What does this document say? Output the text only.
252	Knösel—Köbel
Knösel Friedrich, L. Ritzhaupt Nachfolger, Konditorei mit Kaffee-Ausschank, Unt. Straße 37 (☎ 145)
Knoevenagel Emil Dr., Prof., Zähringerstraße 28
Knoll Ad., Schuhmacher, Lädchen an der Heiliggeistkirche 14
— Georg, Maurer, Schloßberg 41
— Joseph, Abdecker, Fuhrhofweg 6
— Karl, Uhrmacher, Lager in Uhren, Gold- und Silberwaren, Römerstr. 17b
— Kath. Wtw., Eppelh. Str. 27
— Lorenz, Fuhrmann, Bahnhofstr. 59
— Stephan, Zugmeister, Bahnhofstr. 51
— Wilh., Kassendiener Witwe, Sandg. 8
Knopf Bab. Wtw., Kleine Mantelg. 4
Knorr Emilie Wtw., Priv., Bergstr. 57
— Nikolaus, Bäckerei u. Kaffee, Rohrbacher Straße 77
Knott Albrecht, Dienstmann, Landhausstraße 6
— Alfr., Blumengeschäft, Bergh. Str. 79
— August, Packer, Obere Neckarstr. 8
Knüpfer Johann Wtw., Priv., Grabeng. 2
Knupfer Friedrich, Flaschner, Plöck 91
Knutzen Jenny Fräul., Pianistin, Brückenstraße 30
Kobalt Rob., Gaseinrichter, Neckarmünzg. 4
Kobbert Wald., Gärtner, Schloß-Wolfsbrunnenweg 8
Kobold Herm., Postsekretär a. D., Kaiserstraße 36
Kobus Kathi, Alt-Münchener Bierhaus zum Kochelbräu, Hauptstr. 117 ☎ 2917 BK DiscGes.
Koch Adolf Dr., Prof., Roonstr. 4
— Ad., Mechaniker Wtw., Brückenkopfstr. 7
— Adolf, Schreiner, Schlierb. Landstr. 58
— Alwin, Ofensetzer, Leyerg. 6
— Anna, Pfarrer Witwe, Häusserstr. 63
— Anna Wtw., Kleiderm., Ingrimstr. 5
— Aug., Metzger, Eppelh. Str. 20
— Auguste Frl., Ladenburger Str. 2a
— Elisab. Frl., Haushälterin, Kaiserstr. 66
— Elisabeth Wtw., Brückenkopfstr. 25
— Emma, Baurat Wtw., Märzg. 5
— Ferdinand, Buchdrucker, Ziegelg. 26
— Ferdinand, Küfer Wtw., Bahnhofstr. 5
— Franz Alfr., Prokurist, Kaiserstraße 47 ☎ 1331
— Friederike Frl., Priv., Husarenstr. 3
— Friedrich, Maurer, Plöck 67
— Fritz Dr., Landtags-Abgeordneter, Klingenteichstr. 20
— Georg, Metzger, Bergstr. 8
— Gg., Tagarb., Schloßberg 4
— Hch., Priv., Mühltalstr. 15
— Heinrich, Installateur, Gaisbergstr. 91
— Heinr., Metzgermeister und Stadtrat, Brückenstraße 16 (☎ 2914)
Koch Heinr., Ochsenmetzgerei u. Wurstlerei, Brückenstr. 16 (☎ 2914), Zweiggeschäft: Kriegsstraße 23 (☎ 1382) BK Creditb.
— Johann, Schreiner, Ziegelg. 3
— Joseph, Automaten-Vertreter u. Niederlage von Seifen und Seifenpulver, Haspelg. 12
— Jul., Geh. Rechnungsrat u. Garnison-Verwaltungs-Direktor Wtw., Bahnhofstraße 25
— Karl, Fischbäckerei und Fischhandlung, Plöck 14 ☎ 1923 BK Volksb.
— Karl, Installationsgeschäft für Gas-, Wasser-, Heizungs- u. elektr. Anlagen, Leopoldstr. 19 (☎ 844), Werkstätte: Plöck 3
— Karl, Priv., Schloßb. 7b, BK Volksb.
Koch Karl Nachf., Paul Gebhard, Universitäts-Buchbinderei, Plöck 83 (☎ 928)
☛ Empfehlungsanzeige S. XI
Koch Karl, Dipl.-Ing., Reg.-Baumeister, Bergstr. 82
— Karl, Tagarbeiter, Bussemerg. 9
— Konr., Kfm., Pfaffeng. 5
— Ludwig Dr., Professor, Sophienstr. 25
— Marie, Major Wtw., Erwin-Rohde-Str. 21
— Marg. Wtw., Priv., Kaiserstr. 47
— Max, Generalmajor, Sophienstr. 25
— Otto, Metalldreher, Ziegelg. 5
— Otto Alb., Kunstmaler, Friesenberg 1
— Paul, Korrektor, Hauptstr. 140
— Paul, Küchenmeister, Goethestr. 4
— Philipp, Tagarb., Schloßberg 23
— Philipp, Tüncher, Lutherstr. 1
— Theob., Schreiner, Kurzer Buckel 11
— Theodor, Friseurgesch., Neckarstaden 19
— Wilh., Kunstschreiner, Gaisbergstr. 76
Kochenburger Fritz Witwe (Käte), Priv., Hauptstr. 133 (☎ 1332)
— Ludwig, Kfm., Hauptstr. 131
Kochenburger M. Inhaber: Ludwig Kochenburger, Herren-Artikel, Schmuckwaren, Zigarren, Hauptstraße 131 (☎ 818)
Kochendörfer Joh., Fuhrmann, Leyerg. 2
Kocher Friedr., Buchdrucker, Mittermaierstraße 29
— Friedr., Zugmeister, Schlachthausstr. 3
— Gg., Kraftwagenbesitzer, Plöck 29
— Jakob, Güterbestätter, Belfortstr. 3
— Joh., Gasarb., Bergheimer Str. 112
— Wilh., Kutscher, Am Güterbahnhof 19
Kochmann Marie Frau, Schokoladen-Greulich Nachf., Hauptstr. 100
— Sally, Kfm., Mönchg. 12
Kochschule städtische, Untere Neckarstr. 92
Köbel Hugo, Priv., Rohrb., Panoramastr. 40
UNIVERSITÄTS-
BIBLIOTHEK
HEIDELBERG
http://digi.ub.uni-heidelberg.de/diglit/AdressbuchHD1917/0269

■ ■ ■ ■ ■

Write out all the lines again, exactly as they are.

What does this document say? Output the text only.
252	Knösel—Köbel
Knösel Friedrich, L. Ritzhaupt Nachfolger, Konditorei mit Kaffee-Ausschank, Unt. Straße 37 (☎ 145)
Knoevenagel Emil Dr., Prof., Zähringerstraße 28
Knoll Ad., Schuhmacher, Lädchen an der Heiliggeistkirche 14
— Georg, Maurer, Schloßberg 41
— Joseph, Abdecker, Fuhrhofweg 6
— Karl, Uhrmacher, Lager in Uhren, Gold- und Silberwaren, Römerstr. 17b
— Kath. Wtw., Eppelh. Str. 27
— Lorenz, Fuhrmann, Bahnhofstr. 59
— Stephan, Zugmeister, Bahnhofstr. 51
— Wilh., Kassendiener Witwe, Sandg. 8
Knopf Bab. Wtw., Kleine Mantelg. 4
Knorr Emilie Wtw., Priv., Bergstr. 57
— Nikolaus, Bäckerei u. Kaffee, Rohrbacher Straße 77
Knott Albrecht, Dienstmann, Landhausstraße 6
— Alfr., Blumengeschäft, Bergh. Str. 79
— August, Packer, Obere Neckarstr. 8
Knüpfer Johann Wtw., Priv., Grabeng. 2
Knupfer Friedrich, Flaschner, Plöck 91
Knutzen Jenny Fräul., Pianistin, Brückenstraße 30
Kobalt Rob., Gaseinrichter, Neckarmünzg. 4
Kobbert Wald., Gärtner, Schloß-Wolfsbrunnenweg 8
Kobold Herm., Postsekretär a. D., Kaiserstraße 36
Kobus Kathi, Alt-Münchener Bierhaus zum Kochelbräu, Hauptstr. 117 ☎ 2917 BK DiscGes.
Koch Adolf Dr., Prof., Roonstr. 4
— Ad., Mechaniker Wtw., Brückenkopfstr. 7
— Adolf, Schreiner, Schlierb. Landstr. 58
— Alwin, Ofensetzer, Leyerg. 6
— Anna, Pfarrer Witwe, Häusserstr. 63
— Anna Wtw., Kleiderm., Ingrimstr. 5
— Aug., Metzger, Eppelh. Str. 20
— Auguste Frl., Ladenburger Str. 2a
— Elisab. Frl., Haushälterin, Kaiserstr. 66
— Elisabeth Wtw., Brückenkopfstr. 25
— Emma, Baurat Wtw., Märzg. 5
— Ferdinand, Buchdrucker, Ziegelg. 26
— Ferdinand, Küfer Wtw., Bahnhofstr. 5
— Franz Alfr., Prokurist, Kaiserstraße 47 ☎ 1331
— Friederike Frl., Priv., Husarenstr. 3
— Friedrich, Maurer, Plöck 67
— Fritz Dr., Landtags-Abgeordneter, Klingenteichstr. 20
— Georg, Metzger, Bergstr. 8
— Gg., Tagarb., Schloßberg 4
— Hch., Priv., Mühltalstr. 15
— Heinrich, Installateur, Gaisbergstr. 91
— Heinr., Metzgermeister und Stadtrat, Brückenstraße 16 (☎ 2914)
Koch Heinr., Ochsenmetzgerei u. Wurstlerei, Brückenstr. 16 (☎ 2914), Zweiggeschäft: Kriegsstraße 23 (☎ 1382) BK Creditb.
— Johann, Schreiner, Ziegelg. 3
— Joseph, Automaten-Vertreter u. Niederlage von Seifen und Seifenpulver, Haspelg. 12
— Jul., Geh. Rechnungsrat u. Garnison-Verwaltungs-Direktor Wtw., Bahnhofstraße 25
— Karl, Fischbäckerei und Fischhandlung, Plöck 14 ☎ 1923 BK Volksb.
— Karl, Installationsgeschäft für Gas-, Wasser-, Heizungs- u. elektr. Anlagen, Leopoldstr. 19 (☎ 844), Werkstätte: Plöck 3
— Karl, Priv., Schloßb. 7b, BK Volksb.
Koch Karl Nachf., Paul Gebhard, Universitäts-Buchbinderei, Plöck 83 (☎ 928)
☛ Empfehlungsanzeige S. XI
Koch Karl, Dipl.-Ing., Reg.-Baumeister, Bergstr. 82
— Karl, Tagarbeiter, Bussemerg. 9
— Konr., Kfm., Pfaffeng. 5
— Ludwig Dr., Professor, Sophienstr. 25
— Marie, Major Wtw., Erwin-Rohde-Str. 21
— Marg. Wtw., Priv., Kaiserstr. 47
— Max, Generalmajor, Sophienstr. 25
— Otto, Metalldreher, Ziegelg. 5
— Otto Alb., Kunstmaler, Friesenberg 1
— Paul, Korrektor, Hauptstr. 140
— Paul, Küchenmeister, Goethestr. 4
— Philipp, Tagarb., Schloßberg 23
— Philipp, Tüncher, Lutherstr. 1
— Theob., Schreiner, Kurzer Buckel 11
— Theodor, Friseurgesch., Neckarstaden 19
— Wilh., Kunstschreiner, Gaisbergstr. 76
Kochenburger Fritz Witwe (Käte), Priv., Hauptstr. 133 (☎ 1332)
— Ludwig, Kfm., Hauptstr. 131
Kochenburger M. Inhaber: Ludwig Kochenburger, Herren-Artikel, Schmuckwaren, Zigarren, Hauptstraße 131 (☎ 818)
Kochendörfer Joh., Fuhrmann, Leyerg. 2
Kocher Friedr., Buchdrucker, Mittermaierstraße 29
— Friedr., Zugmeister, Schlachthausstr. 3
— Gg., Kraftwagenbesitzer, Plöck 29
— Jakob, Güterbestätter, Belfortstr. 3
— Joh., Gasarb., Bergheimer Str. 112
— Wilh., Kutscher, Am Güterbahnhof 19
Kochmann Marie Frau, Schokoladen-Greulich Nachf., Hauptstr. 100
— Sally, Kfm., Mönchg. 12
Kochschule städtische, Untere Neckarstr. 92
Köbel Hugo, Priv., Rohrb., Panoramastr. 40
UNIVERSITÄTS-
BIBLIOTHEK
HEIDELBERG
http://digi.ub.uni-heidelberg.de/diglit/AdressbuchHD1917/0269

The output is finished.